» Given instruction:
Each line that follows is to be retyped exactly.

» Working data:
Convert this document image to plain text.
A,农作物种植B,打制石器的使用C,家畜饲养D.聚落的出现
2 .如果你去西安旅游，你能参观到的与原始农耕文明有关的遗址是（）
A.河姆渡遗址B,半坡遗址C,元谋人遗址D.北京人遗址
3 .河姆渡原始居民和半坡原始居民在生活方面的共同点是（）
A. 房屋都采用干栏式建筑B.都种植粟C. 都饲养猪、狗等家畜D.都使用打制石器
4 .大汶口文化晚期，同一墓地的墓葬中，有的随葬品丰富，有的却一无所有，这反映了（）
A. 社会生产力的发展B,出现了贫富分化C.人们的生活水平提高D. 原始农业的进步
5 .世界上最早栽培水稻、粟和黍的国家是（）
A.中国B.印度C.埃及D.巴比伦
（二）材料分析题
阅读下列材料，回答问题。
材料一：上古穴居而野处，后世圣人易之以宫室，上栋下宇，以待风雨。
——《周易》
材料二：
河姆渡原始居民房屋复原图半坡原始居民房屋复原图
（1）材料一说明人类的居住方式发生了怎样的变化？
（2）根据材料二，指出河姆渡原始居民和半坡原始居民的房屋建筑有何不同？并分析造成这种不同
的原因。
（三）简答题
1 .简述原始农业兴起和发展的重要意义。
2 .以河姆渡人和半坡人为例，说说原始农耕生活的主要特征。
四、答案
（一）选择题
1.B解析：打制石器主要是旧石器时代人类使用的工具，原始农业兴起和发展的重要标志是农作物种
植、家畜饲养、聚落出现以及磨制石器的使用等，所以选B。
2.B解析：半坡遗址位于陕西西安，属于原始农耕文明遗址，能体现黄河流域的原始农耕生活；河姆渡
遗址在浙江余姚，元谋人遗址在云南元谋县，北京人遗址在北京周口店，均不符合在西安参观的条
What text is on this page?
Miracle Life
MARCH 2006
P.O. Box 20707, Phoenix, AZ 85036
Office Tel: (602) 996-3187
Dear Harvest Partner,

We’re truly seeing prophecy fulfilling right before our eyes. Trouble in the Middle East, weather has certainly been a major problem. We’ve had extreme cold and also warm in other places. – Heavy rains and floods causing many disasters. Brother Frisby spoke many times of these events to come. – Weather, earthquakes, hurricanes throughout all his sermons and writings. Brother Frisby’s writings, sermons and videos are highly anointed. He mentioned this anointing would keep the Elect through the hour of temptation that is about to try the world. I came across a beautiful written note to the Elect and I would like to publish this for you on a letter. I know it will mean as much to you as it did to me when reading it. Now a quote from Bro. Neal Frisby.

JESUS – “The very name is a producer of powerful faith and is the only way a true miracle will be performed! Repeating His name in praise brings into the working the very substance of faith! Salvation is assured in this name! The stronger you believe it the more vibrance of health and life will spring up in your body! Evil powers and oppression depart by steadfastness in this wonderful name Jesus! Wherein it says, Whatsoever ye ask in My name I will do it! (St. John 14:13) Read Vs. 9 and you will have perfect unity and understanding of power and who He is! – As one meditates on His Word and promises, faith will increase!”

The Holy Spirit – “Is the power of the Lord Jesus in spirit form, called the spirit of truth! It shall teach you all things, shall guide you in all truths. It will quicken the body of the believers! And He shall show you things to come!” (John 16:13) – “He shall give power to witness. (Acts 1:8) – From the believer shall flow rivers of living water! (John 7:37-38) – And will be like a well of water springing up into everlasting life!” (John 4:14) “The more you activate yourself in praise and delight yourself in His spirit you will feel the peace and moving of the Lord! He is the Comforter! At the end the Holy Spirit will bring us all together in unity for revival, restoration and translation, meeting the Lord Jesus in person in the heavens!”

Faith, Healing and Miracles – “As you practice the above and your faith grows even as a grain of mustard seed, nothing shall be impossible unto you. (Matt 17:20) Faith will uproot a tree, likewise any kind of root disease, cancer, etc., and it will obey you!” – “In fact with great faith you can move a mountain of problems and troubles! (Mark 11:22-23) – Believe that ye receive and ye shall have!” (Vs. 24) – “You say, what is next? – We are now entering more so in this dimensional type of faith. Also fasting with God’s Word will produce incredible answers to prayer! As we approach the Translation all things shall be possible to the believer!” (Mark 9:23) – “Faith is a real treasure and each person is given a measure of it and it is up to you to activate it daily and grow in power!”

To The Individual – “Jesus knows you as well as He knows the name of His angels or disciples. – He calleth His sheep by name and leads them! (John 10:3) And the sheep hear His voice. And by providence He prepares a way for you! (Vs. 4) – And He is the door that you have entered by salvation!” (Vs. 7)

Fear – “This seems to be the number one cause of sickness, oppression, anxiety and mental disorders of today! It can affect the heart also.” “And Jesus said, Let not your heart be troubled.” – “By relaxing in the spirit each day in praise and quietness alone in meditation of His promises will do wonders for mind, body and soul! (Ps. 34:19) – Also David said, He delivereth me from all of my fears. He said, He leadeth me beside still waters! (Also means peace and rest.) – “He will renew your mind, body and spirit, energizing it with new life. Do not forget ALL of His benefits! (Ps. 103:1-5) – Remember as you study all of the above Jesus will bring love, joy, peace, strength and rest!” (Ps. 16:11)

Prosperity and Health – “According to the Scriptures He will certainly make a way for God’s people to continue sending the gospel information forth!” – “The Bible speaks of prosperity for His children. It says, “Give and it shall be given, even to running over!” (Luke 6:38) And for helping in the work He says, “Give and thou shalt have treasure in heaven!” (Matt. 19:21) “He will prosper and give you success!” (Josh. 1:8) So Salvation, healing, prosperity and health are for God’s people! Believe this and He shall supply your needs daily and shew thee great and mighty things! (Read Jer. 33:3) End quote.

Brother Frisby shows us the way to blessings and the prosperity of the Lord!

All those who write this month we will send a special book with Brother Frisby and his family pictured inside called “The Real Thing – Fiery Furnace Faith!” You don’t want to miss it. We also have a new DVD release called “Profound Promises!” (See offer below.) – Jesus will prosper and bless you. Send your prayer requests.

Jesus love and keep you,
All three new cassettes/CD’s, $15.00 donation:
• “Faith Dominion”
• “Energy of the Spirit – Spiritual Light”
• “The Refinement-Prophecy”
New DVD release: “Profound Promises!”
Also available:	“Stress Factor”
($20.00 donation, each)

» Exercise response:
Convert this document image to plain text.
A,农作物种植B,打制石器的使用C,家畜饲养D.聚落的出现
2 .如果你去西安旅游，你能参观到的与原始农耕文明有关的遗址是（）
A.河姆渡遗址B,半坡遗址C,元谋人遗址D.北京人遗址
3 .河姆渡原始居民和半坡原始居民在生活方面的共同点是（）
A. 房屋都采用干栏式建筑B.都种植粟C. 都饲养猪、狗等家畜D.都使用打制石器
4 .大汶口文化晚期，同一墓地的墓葬中，有的随葬品丰富，有的却一无所有，这反映了（）
A. 社会生产力的发展B,出现了贫富分化C.人们的生活水平提高D. 原始农业的进步
5 .世界上最早栽培水稻、粟和黍的国家是（）
A.中国B.印度C.埃及D.巴比伦
（二）材料分析题
阅读下列材料，回答问题。
材料一：上古穴居而野处，后世圣人易之以宫室，上栋下宇，以待风雨。
——《周易》
材料二：
河姆渡原始居民房屋复原图半坡原始居民房屋复原图
（1）材料一说明人类的居住方式发生了怎样的变化？
（2）根据材料二，指出河姆渡原始居民和半坡原始居民的房屋建筑有何不同？并分析造成这种不同
的原因。
（三）简答题
1 .简述原始农业兴起和发展的重要意义。
2 .以河姆渡人和半坡人为例，说说原始农耕生活的主要特征。
四、答案
（一）选择题
1.B解析：打制石器主要是旧石器时代人类使用的工具，原始农业兴起和发展的重要标志是农作物种
植、家畜饲养、聚落出现以及磨制石器的使用等，所以选B。
2.B解析：半坡遗址位于陕西西安，属于原始农耕文明遗址，能体现黄河流域的原始农耕生活；河姆渡
遗址在浙江余姚，元谋人遗址在云南元谋县，北京人遗址在北京周口店，均不符合在西安参观的条
What text is on this page?
Miracle Life
MARCH 2006
P.O. Box 20707, Phoenix, AZ 85036
Office Tel: (602) 996-3187
Dear Harvest Partner,

We’re truly seeing prophecy fulfilling right before our eyes. Trouble in the Middle East, weather has certainly been a major problem. We’ve had extreme cold and also warm in other places. – Heavy rains and floods causing many disasters. Brother Frisby spoke many times of these events to come. – Weather, earthquakes, hurricanes throughout all his sermons and writings. Brother Frisby’s writings, sermons and videos are highly anointed. He mentioned this anointing would keep the Elect through the hour of temptation that is about to try the world. I came across a beautiful written note to the Elect and I would like to publish this for you on a letter. I know it will mean as much to you as it did to me when reading it. Now a quote from Bro. Neal Frisby.

JESUS – “The very name is a producer of powerful faith and is the only way a true miracle will be performed! Repeating His name in praise brings into the working the very substance of faith! Salvation is assured in this name! The stronger you believe it the more vibrance of health and life will spring up in your body! Evil powers and oppression depart by steadfastness in this wonderful name Jesus! Wherein it says, Whatsoever ye ask in My name I will do it! (St. John 14:13) Read Vs. 9 and you will have perfect unity and understanding of power and who He is! – As one meditates on His Word and promises, faith will increase!”

The Holy Spirit – “Is the power of the Lord Jesus in spirit form, called the spirit of truth! It shall teach you all things, shall guide you in all truths. It will quicken the body of the believers! And He shall show you things to come!” (John 16:13) – “He shall give power to witness. (Acts 1:8) – From the believer shall flow rivers of living water! (John 7:37-38) – And will be like a well of water springing up into everlasting life!” (John 4:14) “The more you activate yourself in praise and delight yourself in His spirit you will feel the peace and moving of the Lord! He is the Comforter! At the end the Holy Spirit will bring us all together in unity for revival, restoration and translation, meeting the Lord Jesus in person in the heavens!”

Faith, Healing and Miracles – “As you practice the above and your faith grows even as a grain of mustard seed, nothing shall be impossible unto you. (Matt 17:20) Faith will uproot a tree, likewise any kind of root disease, cancer, etc., and it will obey you!” – “In fact with great faith you can move a mountain of problems and troubles! (Mark 11:22-23) – Believe that ye receive and ye shall have!” (Vs. 24) – “You say, what is next? – We are now entering more so in this dimensional type of faith. Also fasting with God’s Word will produce incredible answers to prayer! As we approach the Translation all things shall be possible to the believer!” (Mark 9:23) – “Faith is a real treasure and each person is given a measure of it and it is up to you to activate it daily and grow in power!”

To The Individual – “Jesus knows you as well as He knows the name of His angels or disciples. – He calleth His sheep by name and leads them! (John 10:3) And the sheep hear His voice. And by providence He prepares a way for you! (Vs. 4) – And He is the door that you have entered by salvation!” (Vs. 7)

Fear – “This seems to be the number one cause of sickness, oppression, anxiety and mental disorders of today! It can affect the heart also.” “And Jesus said, Let not your heart be troubled.” – “By relaxing in the spirit each day in praise and quietness alone in meditation of His promises will do wonders for mind, body and soul! (Ps. 34:19) – Also David said, He delivereth me from all of my fears. He said, He leadeth me beside still waters! (Also means peace and rest.) – “He will renew your mind, body and spirit, energizing it with new life. Do not forget ALL of His benefits! (Ps. 103:1-5) – Remember as you study all of the above Jesus will bring love, joy, peace, strength and rest!” (Ps. 16:11)

Prosperity and Health – “According to the Scriptures He will certainly make a way for God’s people to continue sending the gospel information forth!” – “The Bible speaks of prosperity for His children. It says, “Give and it shall be given, even to running over!” (Luke 6:38) And for helping in the work He says, “Give and thou shalt have treasure in heaven!” (Matt. 19:21) “He will prosper and give you success!” (Josh. 1:8) So Salvation, healing, prosperity and health are for God’s people! Believe this and He shall supply your needs daily and shew thee great and mighty things! (Read Jer. 33:3) End quote.

Brother Frisby shows us the way to blessings and the prosperity of the Lord!

All those who write this month we will send a special book with Brother Frisby and his family pictured inside called “The Real Thing – Fiery Furnace Faith!” You don’t want to miss it. We also have a new DVD release called “Profound Promises!” (See offer below.) – Jesus will prosper and bless you. Send your prayer requests.

Jesus love and keep you,
All three new cassettes/CD’s, $15.00 donation:
• “Faith Dominion”
• “Energy of the Spirit – Spiritual Light”
• “The Refinement-Prophecy”
New DVD release: “Profound Promises!”
Also available:	“Stress Factor”
($20.00 donation, each)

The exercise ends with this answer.